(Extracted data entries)
>>>>>

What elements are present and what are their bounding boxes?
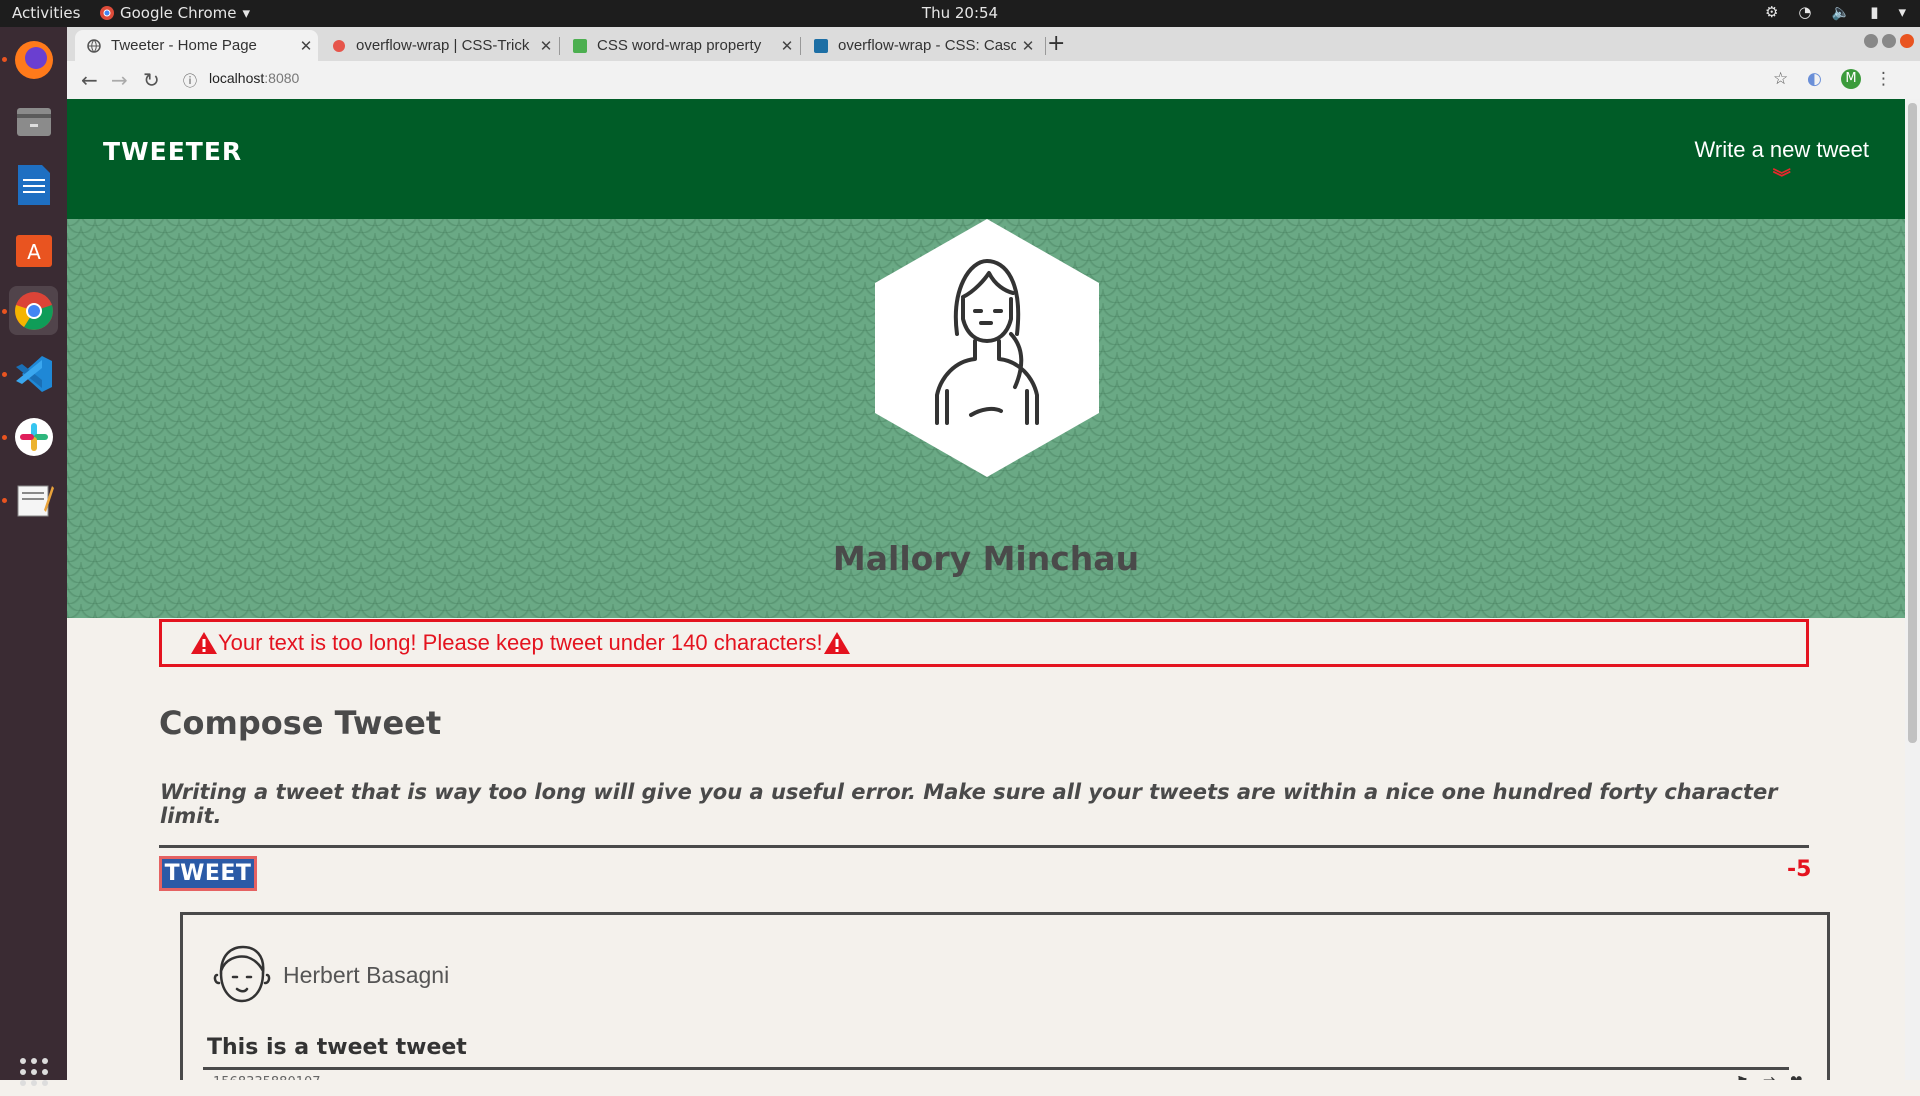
info-icon[interactable]: ⓘ bbox=[183, 71, 197, 91]
tab-separator bbox=[559, 37, 560, 55]
compose-title: Compose Tweet bbox=[159, 704, 442, 742]
running-indicator bbox=[2, 498, 7, 503]
man-avatar-icon bbox=[213, 945, 271, 1003]
svg-text:A: A bbox=[27, 240, 41, 264]
menu-kebab-icon[interactable]: ⋮ bbox=[1875, 69, 1892, 89]
extension-icon[interactable]: ◐ bbox=[1807, 69, 1822, 89]
app-menu-label: Google Chrome bbox=[120, 4, 237, 22]
tweet-button[interactable]: TWEET bbox=[159, 856, 257, 891]
caret-down-icon: ▾ bbox=[242, 4, 251, 22]
chrome-small-icon bbox=[100, 6, 114, 20]
brand-logo[interactable]: TWEETER bbox=[103, 137, 242, 166]
software-center-icon[interactable]: A bbox=[9, 223, 58, 272]
clock[interactable]: Thu 20:54 bbox=[0, 4, 1920, 22]
forward-icon[interactable]: → bbox=[111, 68, 128, 92]
tab-strip: Tweeter - Home Page ✕ overflow-wrap | CS… bbox=[67, 27, 1920, 61]
vscode-icon[interactable] bbox=[9, 349, 58, 398]
url-port: :8080 bbox=[264, 70, 300, 86]
double-chevron-down-icon: ︾ bbox=[1772, 168, 1791, 188]
error-message: Your text is too long! Please keep tweet… bbox=[218, 630, 823, 655]
text-editor-icon[interactable] bbox=[9, 475, 58, 524]
profile-avatar-hexagon bbox=[875, 219, 1099, 477]
tweet-textarea[interactable]: Writing a tweet that is way too long wil… bbox=[160, 780, 1810, 828]
slack-icon[interactable] bbox=[9, 412, 58, 461]
divider bbox=[159, 845, 1809, 848]
tab-title: overflow-wrap - CSS: Casc bbox=[838, 37, 1016, 54]
heart-icon[interactable]: ♥ bbox=[1790, 1073, 1803, 1080]
profile-name: Mallory Minchau bbox=[832, 539, 1140, 578]
tab-css-tricks[interactable]: overflow-wrap | CSS-Trick ✕ bbox=[320, 30, 558, 61]
accessibility-icon[interactable]: ⚙ bbox=[1765, 3, 1778, 21]
tab-separator bbox=[800, 37, 801, 55]
app-menu[interactable]: Google Chrome ▾ bbox=[100, 4, 250, 22]
mdn-icon bbox=[814, 38, 828, 53]
running-indicator bbox=[2, 309, 7, 314]
retweet-icon[interactable]: ⇄ bbox=[1763, 1073, 1776, 1080]
system-tray[interactable]: ⚙ ◔ 🔈 ▮ ▾ bbox=[1765, 3, 1906, 21]
browser-toolbar: ← → ↻ ⓘ localhost:8080 ☆ ◐ M ⋮ bbox=[67, 61, 1920, 100]
minimize-button[interactable] bbox=[1864, 34, 1878, 48]
css-tricks-icon bbox=[333, 39, 345, 52]
warning-icon bbox=[823, 632, 850, 654]
running-indicator bbox=[2, 57, 7, 62]
globe-icon bbox=[87, 38, 101, 53]
url-host: localhost bbox=[209, 70, 265, 86]
error-banner: Your text is too long! Please keep tweet… bbox=[159, 619, 1809, 667]
close-tab-icon[interactable]: ✕ bbox=[294, 37, 318, 55]
tweet-body: This is a tweet tweet bbox=[207, 1035, 467, 1060]
tab-mdn[interactable]: overflow-wrap - CSS: Casc ✕ bbox=[802, 30, 1040, 61]
reload-icon[interactable]: ↻ bbox=[143, 68, 160, 92]
close-tab-icon[interactable]: ✕ bbox=[534, 37, 558, 55]
address-bar[interactable]: localhost:8080 bbox=[209, 70, 299, 86]
show-applications-icon[interactable] bbox=[9, 1047, 58, 1096]
tab-title: Tweeter - Home Page bbox=[111, 37, 257, 54]
write-new-tweet-label: Write a new tweet bbox=[1694, 137, 1869, 162]
tweet-card: Herbert Basagni This is a tweet tweet 15… bbox=[180, 912, 1830, 1080]
launcher-dock: A bbox=[0, 27, 67, 1086]
flag-icon[interactable]: ⚑ bbox=[1736, 1073, 1749, 1080]
w3schools-icon bbox=[573, 38, 587, 53]
close-tab-icon[interactable]: ✕ bbox=[1016, 37, 1040, 55]
tweet-actions: ⚑ ⇄ ♥ bbox=[1736, 1073, 1803, 1080]
tab-separator bbox=[1045, 37, 1046, 55]
wifi-icon[interactable]: ◔ bbox=[1798, 3, 1811, 21]
scrollbar-thumb[interactable] bbox=[1908, 103, 1917, 743]
chrome-icon[interactable] bbox=[9, 286, 58, 335]
page-viewport: TWEETER Write a new tweet ︾ Mallory Minc… bbox=[67, 99, 1905, 1080]
tweet-author: Herbert Basagni bbox=[283, 962, 450, 988]
page-scrollbar[interactable] bbox=[1905, 99, 1920, 1080]
bookmark-star-icon[interactable]: ☆ bbox=[1773, 69, 1788, 89]
battery-icon[interactable]: ▮ bbox=[1870, 3, 1878, 21]
new-tab-button[interactable]: + bbox=[1047, 31, 1065, 56]
close-window-button[interactable] bbox=[1900, 34, 1914, 48]
tab-w3schools[interactable]: CSS word-wrap property ✕ bbox=[561, 30, 799, 61]
running-indicator bbox=[2, 435, 7, 440]
warning-icon bbox=[191, 632, 217, 654]
maximize-button[interactable] bbox=[1882, 34, 1896, 48]
activities-button[interactable]: Activities bbox=[12, 4, 80, 22]
profile-initial: M bbox=[1841, 69, 1861, 89]
close-tab-icon[interactable]: ✕ bbox=[775, 37, 799, 55]
site-nav: TWEETER Write a new tweet ︾ bbox=[67, 99, 1905, 219]
writer-icon[interactable] bbox=[9, 160, 58, 209]
firefox-icon[interactable] bbox=[9, 35, 58, 84]
volume-icon[interactable]: 🔈 bbox=[1832, 3, 1851, 21]
profile-header: Mallory Minchau bbox=[67, 219, 1905, 618]
back-icon[interactable]: ← bbox=[81, 68, 98, 92]
system-top-bar: Activities Google Chrome ▾ Thu 20:54 ⚙ ◔… bbox=[0, 0, 1920, 27]
character-counter: -5 bbox=[1787, 857, 1812, 882]
tab-tweeter[interactable]: Tweeter - Home Page ✕ bbox=[75, 30, 318, 61]
tab-title: overflow-wrap | CSS-Trick bbox=[356, 37, 530, 54]
tweet-timestamp: 1568335880107 bbox=[213, 1075, 321, 1080]
tab-title: CSS word-wrap property bbox=[597, 37, 762, 54]
files-icon[interactable] bbox=[9, 97, 58, 146]
caret-down-icon[interactable]: ▾ bbox=[1898, 3, 1906, 21]
write-new-tweet-link[interactable]: Write a new tweet ︾ bbox=[1694, 137, 1869, 188]
tweet-divider bbox=[203, 1067, 1789, 1070]
running-indicator bbox=[2, 372, 7, 377]
profile-avatar[interactable]: M bbox=[1841, 67, 1861, 89]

<<<<<

:: THE TASK ::
Rewrite every line of the material with "running-indicator" replaced by "active-app-dot" and leave everything else as it is. Omit the pictures from your answer.

:: WRITTEN REPLY ::
What elements are present and what are their bounding boxes?
info-icon[interactable]: ⓘ bbox=[183, 71, 197, 91]
tab-separator bbox=[559, 37, 560, 55]
compose-title: Compose Tweet bbox=[159, 704, 442, 742]
active-app-dot bbox=[2, 498, 7, 503]
man-avatar-icon bbox=[213, 945, 271, 1003]
svg-text:A: A bbox=[27, 240, 41, 264]
menu-kebab-icon[interactable]: ⋮ bbox=[1875, 69, 1892, 89]
extension-icon[interactable]: ◐ bbox=[1807, 69, 1822, 89]
app-menu-label: Google Chrome bbox=[120, 4, 237, 22]
tweet-button[interactable]: TWEET bbox=[159, 856, 257, 891]
caret-down-icon: ▾ bbox=[242, 4, 251, 22]
chrome-small-icon bbox=[100, 6, 114, 20]
brand-logo[interactable]: TWEETER bbox=[103, 137, 242, 166]
software-center-icon[interactable]: A bbox=[9, 223, 58, 272]
clock[interactable]: Thu 20:54 bbox=[0, 4, 1920, 22]
forward-icon[interactable]: → bbox=[111, 68, 128, 92]
tab-strip: Tweeter - Home Page ✕ overflow-wrap | CS… bbox=[67, 27, 1920, 61]
vscode-icon[interactable] bbox=[9, 349, 58, 398]
url-port: :8080 bbox=[264, 70, 300, 86]
double-chevron-down-icon: ︾ bbox=[1772, 168, 1791, 188]
error-message: Your text is too long! Please keep tweet… bbox=[218, 630, 823, 655]
text-editor-icon[interactable] bbox=[9, 475, 58, 524]
profile-avatar-hexagon bbox=[875, 219, 1099, 477]
tweet-textarea[interactable]: Writing a tweet that is way too long wil… bbox=[160, 780, 1810, 828]
slack-icon[interactable] bbox=[9, 412, 58, 461]
divider bbox=[159, 845, 1809, 848]
tab-title: overflow-wrap - CSS: Casc bbox=[838, 37, 1016, 54]
heart-icon[interactable]: ♥ bbox=[1790, 1073, 1803, 1080]
profile-name: Mallory Minchau bbox=[832, 539, 1140, 578]
tab-css-tricks[interactable]: overflow-wrap | CSS-Trick ✕ bbox=[320, 30, 558, 61]
accessibility-icon[interactable]: ⚙ bbox=[1765, 3, 1778, 21]
tab-separator bbox=[800, 37, 801, 55]
app-menu[interactable]: Google Chrome ▾ bbox=[100, 4, 250, 22]
mdn-icon bbox=[814, 38, 828, 53]
active-app-dot bbox=[2, 309, 7, 314]
retweet-icon[interactable]: ⇄ bbox=[1763, 1073, 1776, 1080]
system-tray[interactable]: ⚙ ◔ 🔈 ▮ ▾ bbox=[1765, 3, 1906, 21]
browser-toolbar: ← → ↻ ⓘ localhost:8080 ☆ ◐ M ⋮ bbox=[67, 61, 1920, 100]
minimize-button[interactable] bbox=[1864, 34, 1878, 48]
css-tricks-icon bbox=[333, 39, 345, 52]
warning-icon bbox=[823, 632, 850, 654]
active-app-dot bbox=[2, 57, 7, 62]
globe-icon bbox=[87, 38, 101, 53]
url-host: localhost bbox=[209, 70, 265, 86]
error-banner: Your text is too long! Please keep tweet… bbox=[159, 619, 1809, 667]
close-tab-icon[interactable]: ✕ bbox=[294, 37, 318, 55]
tweet-body: This is a tweet tweet bbox=[207, 1035, 467, 1060]
tab-mdn[interactable]: overflow-wrap - CSS: Casc ✕ bbox=[802, 30, 1040, 61]
reload-icon[interactable]: ↻ bbox=[143, 68, 160, 92]
close-tab-icon[interactable]: ✕ bbox=[534, 37, 558, 55]
address-bar[interactable]: localhost:8080 bbox=[209, 70, 299, 86]
show-applications-icon[interactable] bbox=[9, 1047, 58, 1096]
tab-title: Tweeter - Home Page bbox=[111, 37, 257, 54]
write-new-tweet-label: Write a new tweet bbox=[1694, 137, 1869, 162]
tweet-card: Herbert Basagni This is a tweet tweet 15… bbox=[180, 912, 1830, 1080]
launcher-dock: A bbox=[0, 27, 67, 1086]
flag-icon[interactable]: ⚑ bbox=[1736, 1073, 1749, 1080]
w3schools-icon bbox=[573, 38, 587, 53]
close-tab-icon[interactable]: ✕ bbox=[1016, 37, 1040, 55]
tweet-actions: ⚑ ⇄ ♥ bbox=[1736, 1073, 1803, 1080]
tab-separator bbox=[1045, 37, 1046, 55]
wifi-icon[interactable]: ◔ bbox=[1798, 3, 1811, 21]
scrollbar-thumb[interactable] bbox=[1908, 103, 1917, 743]
chrome-icon[interactable] bbox=[9, 286, 58, 335]
page-viewport: TWEETER Write a new tweet ︾ Mallory Minc… bbox=[67, 99, 1905, 1080]
tweet-author: Herbert Basagni bbox=[283, 962, 450, 988]
page-scrollbar[interactable] bbox=[1905, 99, 1920, 1080]
bookmark-star-icon[interactable]: ☆ bbox=[1773, 69, 1788, 89]
battery-icon[interactable]: ▮ bbox=[1870, 3, 1878, 21]
new-tab-button[interactable]: + bbox=[1047, 31, 1065, 56]
close-window-button[interactable] bbox=[1900, 34, 1914, 48]
tab-w3schools[interactable]: CSS word-wrap property ✕ bbox=[561, 30, 799, 61]
active-app-dot bbox=[2, 435, 7, 440]
warning-icon bbox=[191, 632, 217, 654]
maximize-button[interactable] bbox=[1882, 34, 1896, 48]
activities-button[interactable]: Activities bbox=[12, 4, 80, 22]
profile-initial: M bbox=[1841, 69, 1861, 89]
close-tab-icon[interactable]: ✕ bbox=[775, 37, 799, 55]
site-nav: TWEETER Write a new tweet ︾ bbox=[67, 99, 1905, 219]
writer-icon[interactable] bbox=[9, 160, 58, 209]
firefox-icon[interactable] bbox=[9, 35, 58, 84]
volume-icon[interactable]: 🔈 bbox=[1832, 3, 1851, 21]
profile-header: Mallory Minchau bbox=[67, 219, 1905, 618]
back-icon[interactable]: ← bbox=[81, 68, 98, 92]
system-top-bar: Activities Google Chrome ▾ Thu 20:54 ⚙ ◔… bbox=[0, 0, 1920, 27]
character-counter: -5 bbox=[1787, 857, 1812, 882]
tab-tweeter[interactable]: Tweeter - Home Page ✕ bbox=[75, 30, 318, 61]
tab-title: overflow-wrap | CSS-Trick bbox=[356, 37, 530, 54]
tweet-timestamp: 1568335880107 bbox=[213, 1075, 321, 1080]
tab-title: CSS word-wrap property bbox=[597, 37, 762, 54]
files-icon[interactable] bbox=[9, 97, 58, 146]
caret-down-icon[interactable]: ▾ bbox=[1898, 3, 1906, 21]
write-new-tweet-link[interactable]: Write a new tweet ︾ bbox=[1694, 137, 1869, 188]
tweet-divider bbox=[203, 1067, 1789, 1070]
active-app-dot bbox=[2, 372, 7, 377]
profile-avatar[interactable]: M bbox=[1841, 67, 1861, 89]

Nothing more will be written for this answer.